• **What to do**
Give the number of lines that include the string "JSON", nothing more.

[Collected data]
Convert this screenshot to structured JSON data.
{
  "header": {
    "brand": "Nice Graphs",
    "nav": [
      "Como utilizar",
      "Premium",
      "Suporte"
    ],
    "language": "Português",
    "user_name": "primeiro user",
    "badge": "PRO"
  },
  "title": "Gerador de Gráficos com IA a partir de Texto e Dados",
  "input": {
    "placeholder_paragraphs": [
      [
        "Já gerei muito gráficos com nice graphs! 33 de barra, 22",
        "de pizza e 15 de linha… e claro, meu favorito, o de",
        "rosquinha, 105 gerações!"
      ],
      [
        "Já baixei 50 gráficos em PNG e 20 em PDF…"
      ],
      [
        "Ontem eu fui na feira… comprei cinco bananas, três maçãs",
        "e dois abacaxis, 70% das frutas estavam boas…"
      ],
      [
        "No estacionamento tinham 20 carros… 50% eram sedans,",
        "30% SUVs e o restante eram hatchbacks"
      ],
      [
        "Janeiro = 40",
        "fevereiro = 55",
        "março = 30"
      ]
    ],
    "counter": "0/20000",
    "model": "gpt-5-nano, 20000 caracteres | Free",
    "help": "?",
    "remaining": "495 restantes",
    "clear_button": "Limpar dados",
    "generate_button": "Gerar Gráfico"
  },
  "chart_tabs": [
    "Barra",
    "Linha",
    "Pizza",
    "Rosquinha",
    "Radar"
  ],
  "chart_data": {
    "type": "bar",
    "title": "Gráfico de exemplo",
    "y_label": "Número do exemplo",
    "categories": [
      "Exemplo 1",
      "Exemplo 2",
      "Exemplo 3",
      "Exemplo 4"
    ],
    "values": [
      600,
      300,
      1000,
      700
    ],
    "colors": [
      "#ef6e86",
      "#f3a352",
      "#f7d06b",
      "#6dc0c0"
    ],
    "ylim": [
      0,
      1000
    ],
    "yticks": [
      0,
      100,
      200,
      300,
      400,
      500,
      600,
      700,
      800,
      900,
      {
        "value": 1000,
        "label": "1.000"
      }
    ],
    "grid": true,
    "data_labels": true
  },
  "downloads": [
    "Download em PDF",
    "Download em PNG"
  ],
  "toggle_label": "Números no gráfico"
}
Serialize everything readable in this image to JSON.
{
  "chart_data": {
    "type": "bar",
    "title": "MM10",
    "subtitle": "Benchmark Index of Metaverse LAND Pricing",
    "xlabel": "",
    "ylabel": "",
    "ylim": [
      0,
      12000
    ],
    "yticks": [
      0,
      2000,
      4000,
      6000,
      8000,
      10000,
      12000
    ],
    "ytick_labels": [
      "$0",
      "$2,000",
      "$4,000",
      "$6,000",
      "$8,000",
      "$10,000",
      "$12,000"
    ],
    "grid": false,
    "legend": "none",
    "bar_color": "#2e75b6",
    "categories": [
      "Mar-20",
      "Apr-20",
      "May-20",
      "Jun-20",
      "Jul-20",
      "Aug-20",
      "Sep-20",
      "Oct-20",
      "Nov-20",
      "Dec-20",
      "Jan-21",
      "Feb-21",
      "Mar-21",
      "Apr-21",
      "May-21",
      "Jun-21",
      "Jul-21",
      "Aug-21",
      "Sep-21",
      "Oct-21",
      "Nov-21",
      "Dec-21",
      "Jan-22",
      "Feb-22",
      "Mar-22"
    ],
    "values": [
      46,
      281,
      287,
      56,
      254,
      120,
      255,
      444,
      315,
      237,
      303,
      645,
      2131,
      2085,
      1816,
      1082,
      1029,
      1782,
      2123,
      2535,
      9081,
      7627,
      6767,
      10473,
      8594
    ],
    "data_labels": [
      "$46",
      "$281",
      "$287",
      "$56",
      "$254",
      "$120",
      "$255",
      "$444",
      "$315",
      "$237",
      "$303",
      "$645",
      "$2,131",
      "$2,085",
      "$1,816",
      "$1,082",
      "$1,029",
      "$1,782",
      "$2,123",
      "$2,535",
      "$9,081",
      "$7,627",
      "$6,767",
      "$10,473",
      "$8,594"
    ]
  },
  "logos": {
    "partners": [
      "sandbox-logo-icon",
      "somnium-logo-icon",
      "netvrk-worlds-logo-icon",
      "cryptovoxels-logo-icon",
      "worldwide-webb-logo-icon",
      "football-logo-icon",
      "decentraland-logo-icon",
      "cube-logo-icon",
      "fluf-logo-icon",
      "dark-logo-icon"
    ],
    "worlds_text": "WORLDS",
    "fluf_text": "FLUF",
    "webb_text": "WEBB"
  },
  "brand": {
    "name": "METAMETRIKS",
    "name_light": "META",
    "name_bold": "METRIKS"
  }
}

• **Task solution**
2